Exercise instructions »
Locate the word "this" in the data below, then copy every line that holds it.

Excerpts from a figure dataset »
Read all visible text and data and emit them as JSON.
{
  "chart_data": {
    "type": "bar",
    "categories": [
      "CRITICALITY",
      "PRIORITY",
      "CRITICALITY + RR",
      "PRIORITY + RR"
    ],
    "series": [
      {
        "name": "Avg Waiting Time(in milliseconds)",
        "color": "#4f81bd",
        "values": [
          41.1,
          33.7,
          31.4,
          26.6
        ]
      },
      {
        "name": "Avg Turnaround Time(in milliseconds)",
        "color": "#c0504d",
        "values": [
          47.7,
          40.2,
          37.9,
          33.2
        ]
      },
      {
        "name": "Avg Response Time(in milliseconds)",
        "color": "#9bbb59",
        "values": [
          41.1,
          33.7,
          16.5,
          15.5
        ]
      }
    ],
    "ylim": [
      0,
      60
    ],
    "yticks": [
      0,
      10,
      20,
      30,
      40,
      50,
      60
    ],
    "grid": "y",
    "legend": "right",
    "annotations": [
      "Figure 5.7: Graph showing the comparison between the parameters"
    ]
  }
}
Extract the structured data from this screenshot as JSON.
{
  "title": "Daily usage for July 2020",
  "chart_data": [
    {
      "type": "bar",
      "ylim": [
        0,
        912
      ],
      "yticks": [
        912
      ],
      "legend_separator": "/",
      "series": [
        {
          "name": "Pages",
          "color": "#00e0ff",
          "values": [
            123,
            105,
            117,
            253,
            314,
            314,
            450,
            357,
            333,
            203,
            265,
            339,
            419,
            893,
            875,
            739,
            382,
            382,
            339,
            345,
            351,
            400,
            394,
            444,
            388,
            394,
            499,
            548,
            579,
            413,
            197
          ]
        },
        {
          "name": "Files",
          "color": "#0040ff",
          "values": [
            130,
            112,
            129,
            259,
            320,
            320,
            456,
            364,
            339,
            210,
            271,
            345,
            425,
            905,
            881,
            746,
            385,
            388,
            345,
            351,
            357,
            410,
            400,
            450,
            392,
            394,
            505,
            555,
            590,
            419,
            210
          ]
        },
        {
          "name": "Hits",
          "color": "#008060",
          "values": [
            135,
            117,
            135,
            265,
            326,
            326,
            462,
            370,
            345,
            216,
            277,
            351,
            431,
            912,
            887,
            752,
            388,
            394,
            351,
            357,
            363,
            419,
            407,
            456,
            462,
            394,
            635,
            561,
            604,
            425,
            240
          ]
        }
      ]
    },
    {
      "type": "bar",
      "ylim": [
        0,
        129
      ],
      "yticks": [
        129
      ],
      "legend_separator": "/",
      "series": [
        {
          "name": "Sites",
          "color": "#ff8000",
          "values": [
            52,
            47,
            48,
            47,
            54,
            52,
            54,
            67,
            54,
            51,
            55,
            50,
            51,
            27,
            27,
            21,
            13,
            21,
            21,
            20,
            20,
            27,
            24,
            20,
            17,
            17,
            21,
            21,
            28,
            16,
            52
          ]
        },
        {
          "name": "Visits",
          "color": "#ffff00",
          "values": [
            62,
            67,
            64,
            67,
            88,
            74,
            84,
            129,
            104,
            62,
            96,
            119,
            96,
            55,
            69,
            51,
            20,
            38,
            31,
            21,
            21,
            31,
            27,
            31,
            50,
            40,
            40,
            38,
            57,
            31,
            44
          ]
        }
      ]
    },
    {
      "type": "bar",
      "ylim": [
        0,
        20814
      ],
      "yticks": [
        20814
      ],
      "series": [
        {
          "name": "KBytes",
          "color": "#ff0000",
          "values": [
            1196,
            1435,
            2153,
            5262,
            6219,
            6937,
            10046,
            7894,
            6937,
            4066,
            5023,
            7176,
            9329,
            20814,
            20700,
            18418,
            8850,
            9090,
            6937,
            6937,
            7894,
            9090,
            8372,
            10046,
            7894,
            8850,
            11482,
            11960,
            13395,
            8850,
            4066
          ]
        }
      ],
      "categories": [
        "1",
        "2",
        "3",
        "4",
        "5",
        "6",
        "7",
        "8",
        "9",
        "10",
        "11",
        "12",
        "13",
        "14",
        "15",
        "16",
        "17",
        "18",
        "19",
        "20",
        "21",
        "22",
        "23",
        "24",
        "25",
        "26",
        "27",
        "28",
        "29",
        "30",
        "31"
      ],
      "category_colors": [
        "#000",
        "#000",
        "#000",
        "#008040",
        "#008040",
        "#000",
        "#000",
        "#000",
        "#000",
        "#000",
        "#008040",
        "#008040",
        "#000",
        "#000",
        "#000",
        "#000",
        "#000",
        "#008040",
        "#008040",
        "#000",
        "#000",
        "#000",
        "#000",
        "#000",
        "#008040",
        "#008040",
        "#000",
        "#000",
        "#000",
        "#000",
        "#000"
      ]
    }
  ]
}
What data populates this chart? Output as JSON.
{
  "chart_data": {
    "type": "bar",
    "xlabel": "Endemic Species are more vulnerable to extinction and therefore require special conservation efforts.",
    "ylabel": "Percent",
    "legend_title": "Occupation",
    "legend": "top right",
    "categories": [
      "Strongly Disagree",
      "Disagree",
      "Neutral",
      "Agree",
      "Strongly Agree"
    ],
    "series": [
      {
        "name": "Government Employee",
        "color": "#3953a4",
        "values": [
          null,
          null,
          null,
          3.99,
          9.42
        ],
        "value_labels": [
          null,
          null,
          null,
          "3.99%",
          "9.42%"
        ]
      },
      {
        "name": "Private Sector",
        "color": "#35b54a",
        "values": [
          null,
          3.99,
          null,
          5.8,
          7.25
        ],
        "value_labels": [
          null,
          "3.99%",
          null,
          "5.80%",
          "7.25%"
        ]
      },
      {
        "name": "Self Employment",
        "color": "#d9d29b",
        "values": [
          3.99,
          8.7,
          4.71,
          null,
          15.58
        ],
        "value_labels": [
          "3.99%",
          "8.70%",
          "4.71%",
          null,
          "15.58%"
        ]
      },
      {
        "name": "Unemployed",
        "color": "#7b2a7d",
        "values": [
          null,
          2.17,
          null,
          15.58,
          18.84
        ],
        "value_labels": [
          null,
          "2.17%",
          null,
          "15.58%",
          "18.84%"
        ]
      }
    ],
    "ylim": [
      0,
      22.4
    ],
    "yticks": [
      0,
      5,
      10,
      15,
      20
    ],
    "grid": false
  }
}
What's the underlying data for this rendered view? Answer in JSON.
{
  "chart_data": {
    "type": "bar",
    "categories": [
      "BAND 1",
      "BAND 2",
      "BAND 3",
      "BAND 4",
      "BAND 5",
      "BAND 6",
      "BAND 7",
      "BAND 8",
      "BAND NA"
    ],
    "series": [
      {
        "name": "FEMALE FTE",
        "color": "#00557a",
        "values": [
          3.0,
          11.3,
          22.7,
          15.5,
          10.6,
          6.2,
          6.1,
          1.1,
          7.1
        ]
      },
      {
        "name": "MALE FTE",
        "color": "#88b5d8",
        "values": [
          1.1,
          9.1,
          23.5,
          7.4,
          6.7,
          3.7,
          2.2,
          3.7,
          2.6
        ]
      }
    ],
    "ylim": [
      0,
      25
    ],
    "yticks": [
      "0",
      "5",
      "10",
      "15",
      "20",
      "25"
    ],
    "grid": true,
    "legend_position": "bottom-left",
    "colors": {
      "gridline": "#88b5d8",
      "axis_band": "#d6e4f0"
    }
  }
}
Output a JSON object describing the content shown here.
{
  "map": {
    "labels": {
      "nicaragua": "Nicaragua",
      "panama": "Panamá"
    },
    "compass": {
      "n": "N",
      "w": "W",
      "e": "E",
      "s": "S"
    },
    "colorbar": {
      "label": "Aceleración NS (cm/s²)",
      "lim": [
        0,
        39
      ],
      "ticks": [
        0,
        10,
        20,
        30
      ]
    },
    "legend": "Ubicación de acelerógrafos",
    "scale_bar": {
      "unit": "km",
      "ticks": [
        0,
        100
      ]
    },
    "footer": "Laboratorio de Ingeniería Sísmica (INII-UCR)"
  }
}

Task solution »
Extract the structured data from this screenshot as JSON.
What data populates this chart? Output as JSON.
What's the underlying data for this rendered view? Answer in JSON.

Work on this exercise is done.